>> begin EXTRACTED INFORMATION

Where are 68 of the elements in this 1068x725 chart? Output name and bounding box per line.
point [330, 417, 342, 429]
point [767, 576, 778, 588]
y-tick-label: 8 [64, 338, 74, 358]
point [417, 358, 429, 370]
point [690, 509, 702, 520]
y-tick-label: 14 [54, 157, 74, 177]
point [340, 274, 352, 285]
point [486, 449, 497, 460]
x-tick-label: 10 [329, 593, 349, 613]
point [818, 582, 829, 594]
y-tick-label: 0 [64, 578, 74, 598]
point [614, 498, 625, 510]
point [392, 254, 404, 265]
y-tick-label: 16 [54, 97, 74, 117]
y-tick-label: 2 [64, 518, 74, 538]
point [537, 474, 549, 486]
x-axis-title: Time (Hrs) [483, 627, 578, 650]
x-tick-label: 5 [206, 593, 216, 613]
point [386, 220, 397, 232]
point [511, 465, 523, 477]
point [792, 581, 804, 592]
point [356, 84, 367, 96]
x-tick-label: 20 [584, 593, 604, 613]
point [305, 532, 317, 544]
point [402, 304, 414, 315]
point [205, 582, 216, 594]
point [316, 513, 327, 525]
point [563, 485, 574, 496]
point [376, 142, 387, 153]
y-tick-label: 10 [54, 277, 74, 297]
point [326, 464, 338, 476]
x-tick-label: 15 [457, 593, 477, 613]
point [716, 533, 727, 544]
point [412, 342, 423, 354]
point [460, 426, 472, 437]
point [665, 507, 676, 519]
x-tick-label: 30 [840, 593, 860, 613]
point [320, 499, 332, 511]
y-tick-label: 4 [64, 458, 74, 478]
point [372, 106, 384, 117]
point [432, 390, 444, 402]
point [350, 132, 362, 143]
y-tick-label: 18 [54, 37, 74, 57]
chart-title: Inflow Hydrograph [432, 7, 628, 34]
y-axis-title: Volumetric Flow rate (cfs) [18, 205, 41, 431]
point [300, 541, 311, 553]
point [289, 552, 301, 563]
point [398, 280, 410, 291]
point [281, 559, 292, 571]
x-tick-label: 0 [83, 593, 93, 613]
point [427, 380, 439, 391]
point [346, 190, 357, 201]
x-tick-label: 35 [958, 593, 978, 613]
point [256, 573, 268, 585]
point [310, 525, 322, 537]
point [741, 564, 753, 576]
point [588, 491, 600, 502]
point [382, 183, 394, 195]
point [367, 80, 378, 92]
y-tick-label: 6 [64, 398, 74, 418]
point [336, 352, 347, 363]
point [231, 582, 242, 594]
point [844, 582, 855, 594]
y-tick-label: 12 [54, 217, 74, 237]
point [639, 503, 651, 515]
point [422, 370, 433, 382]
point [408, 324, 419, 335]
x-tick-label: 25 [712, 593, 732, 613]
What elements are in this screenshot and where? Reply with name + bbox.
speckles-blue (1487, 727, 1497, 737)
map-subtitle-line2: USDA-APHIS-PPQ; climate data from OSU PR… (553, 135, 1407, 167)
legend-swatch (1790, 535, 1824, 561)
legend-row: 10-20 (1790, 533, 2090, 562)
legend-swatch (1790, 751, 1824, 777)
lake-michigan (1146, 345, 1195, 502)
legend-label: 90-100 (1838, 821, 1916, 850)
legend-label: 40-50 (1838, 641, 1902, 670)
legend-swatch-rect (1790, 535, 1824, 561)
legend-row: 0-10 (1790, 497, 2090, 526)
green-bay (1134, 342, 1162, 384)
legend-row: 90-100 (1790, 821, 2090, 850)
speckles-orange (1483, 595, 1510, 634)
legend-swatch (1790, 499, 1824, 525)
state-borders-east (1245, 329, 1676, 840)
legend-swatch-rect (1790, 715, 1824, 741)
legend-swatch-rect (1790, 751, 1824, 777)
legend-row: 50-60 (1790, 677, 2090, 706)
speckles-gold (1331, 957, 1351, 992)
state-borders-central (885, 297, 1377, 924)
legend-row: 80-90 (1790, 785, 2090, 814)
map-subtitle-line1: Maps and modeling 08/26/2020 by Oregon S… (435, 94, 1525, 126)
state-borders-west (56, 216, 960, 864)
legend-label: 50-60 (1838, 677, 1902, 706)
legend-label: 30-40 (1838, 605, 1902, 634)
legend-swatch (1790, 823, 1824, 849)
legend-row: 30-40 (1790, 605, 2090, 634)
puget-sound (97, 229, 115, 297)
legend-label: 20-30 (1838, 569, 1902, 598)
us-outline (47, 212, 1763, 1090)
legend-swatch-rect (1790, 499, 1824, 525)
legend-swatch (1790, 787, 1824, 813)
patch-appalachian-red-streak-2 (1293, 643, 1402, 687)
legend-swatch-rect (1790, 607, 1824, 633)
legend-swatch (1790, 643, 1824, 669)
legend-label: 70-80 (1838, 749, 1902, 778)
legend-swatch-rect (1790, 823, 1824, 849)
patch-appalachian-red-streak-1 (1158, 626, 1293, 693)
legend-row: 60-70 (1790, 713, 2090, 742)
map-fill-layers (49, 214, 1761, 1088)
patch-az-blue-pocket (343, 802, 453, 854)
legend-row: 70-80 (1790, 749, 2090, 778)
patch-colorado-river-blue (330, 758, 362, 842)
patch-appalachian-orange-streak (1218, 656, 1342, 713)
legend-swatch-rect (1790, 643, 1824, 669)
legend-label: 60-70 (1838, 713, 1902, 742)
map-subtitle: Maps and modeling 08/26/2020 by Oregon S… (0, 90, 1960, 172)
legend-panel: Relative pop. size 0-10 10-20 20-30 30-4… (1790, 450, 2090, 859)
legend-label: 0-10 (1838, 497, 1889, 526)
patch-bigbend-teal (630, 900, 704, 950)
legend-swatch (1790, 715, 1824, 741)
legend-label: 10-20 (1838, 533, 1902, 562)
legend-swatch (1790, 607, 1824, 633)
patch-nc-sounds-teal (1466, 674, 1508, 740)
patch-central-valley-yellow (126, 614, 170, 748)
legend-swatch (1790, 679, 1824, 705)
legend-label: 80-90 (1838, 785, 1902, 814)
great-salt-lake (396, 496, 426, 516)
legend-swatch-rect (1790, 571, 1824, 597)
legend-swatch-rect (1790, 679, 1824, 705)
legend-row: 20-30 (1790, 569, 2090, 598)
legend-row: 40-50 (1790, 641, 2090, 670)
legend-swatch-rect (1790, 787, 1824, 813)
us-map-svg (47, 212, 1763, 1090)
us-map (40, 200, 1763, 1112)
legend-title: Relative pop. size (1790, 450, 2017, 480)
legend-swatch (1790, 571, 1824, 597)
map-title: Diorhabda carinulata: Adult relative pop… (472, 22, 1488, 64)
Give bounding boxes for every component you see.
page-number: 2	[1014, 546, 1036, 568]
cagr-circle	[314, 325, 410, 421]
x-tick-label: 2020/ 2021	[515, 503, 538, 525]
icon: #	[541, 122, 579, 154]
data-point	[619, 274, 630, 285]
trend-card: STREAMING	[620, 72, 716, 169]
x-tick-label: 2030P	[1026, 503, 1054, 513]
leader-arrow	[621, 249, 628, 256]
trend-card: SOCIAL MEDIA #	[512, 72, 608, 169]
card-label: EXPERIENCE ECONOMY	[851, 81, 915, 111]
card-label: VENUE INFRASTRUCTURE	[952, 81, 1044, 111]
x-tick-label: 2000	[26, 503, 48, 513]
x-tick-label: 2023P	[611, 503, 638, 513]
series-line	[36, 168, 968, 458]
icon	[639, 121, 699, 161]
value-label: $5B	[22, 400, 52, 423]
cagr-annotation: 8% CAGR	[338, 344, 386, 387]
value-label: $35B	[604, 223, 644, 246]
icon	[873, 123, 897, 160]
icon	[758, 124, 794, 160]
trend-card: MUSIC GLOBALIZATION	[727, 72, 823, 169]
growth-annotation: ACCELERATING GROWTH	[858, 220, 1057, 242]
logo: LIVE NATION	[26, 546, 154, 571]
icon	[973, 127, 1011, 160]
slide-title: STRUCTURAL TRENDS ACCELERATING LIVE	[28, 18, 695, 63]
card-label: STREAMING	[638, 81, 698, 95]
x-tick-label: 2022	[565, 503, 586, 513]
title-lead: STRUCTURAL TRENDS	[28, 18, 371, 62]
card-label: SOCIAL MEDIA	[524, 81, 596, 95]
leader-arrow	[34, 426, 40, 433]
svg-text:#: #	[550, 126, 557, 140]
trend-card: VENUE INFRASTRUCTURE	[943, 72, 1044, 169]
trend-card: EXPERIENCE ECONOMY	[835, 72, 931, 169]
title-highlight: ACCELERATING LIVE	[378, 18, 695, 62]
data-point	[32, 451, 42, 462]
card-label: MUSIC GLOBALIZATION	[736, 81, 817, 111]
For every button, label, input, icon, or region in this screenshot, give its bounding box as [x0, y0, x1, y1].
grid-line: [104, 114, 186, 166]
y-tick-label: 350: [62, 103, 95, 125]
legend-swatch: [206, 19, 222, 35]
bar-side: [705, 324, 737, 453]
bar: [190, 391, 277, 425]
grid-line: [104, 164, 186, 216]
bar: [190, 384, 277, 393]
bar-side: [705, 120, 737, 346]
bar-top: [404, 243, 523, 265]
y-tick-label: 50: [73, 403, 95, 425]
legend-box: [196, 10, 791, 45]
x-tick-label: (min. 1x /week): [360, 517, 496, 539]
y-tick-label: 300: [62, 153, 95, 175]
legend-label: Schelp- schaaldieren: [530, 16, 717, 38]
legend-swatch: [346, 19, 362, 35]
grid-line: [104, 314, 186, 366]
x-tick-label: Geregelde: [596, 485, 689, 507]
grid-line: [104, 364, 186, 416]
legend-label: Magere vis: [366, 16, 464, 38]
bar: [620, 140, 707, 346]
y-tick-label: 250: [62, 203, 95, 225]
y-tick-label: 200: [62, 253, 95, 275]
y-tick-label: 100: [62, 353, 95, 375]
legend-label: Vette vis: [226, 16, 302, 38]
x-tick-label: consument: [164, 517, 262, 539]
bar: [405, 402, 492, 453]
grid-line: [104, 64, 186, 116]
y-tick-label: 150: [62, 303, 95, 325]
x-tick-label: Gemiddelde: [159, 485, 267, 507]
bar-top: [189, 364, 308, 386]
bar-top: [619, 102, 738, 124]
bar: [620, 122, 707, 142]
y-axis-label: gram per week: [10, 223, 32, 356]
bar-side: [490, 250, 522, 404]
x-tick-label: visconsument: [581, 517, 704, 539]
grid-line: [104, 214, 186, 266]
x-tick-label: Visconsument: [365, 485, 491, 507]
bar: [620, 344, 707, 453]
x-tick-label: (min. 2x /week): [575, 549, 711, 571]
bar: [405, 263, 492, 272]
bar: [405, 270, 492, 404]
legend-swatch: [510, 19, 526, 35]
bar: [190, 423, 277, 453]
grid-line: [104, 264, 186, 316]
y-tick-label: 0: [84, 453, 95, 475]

>> end EXTRACTED INFORMATION

In the records, from the first line up to and including the line with "point [356, 84, 367, 96]", change "Time (Hrs)" to "Time (hours)" and leave everything else as it is. Give back only those lines.

WRITTEN SOLUTION -
Where are 68 of the elements in this 1068x725 chart? Output name and bounding box per line.
point [330, 417, 342, 429]
point [767, 576, 778, 588]
y-tick-label: 8 [64, 338, 74, 358]
point [417, 358, 429, 370]
point [690, 509, 702, 520]
y-tick-label: 14 [54, 157, 74, 177]
point [340, 274, 352, 285]
point [486, 449, 497, 460]
x-tick-label: 10 [329, 593, 349, 613]
point [818, 582, 829, 594]
y-tick-label: 0 [64, 578, 74, 598]
point [614, 498, 625, 510]
point [392, 254, 404, 265]
y-tick-label: 16 [54, 97, 74, 117]
y-tick-label: 2 [64, 518, 74, 538]
point [537, 474, 549, 486]
x-axis-title: Time (hours) [483, 627, 578, 650]
x-tick-label: 5 [206, 593, 216, 613]
point [386, 220, 397, 232]
point [511, 465, 523, 477]
point [792, 581, 804, 592]
point [356, 84, 367, 96]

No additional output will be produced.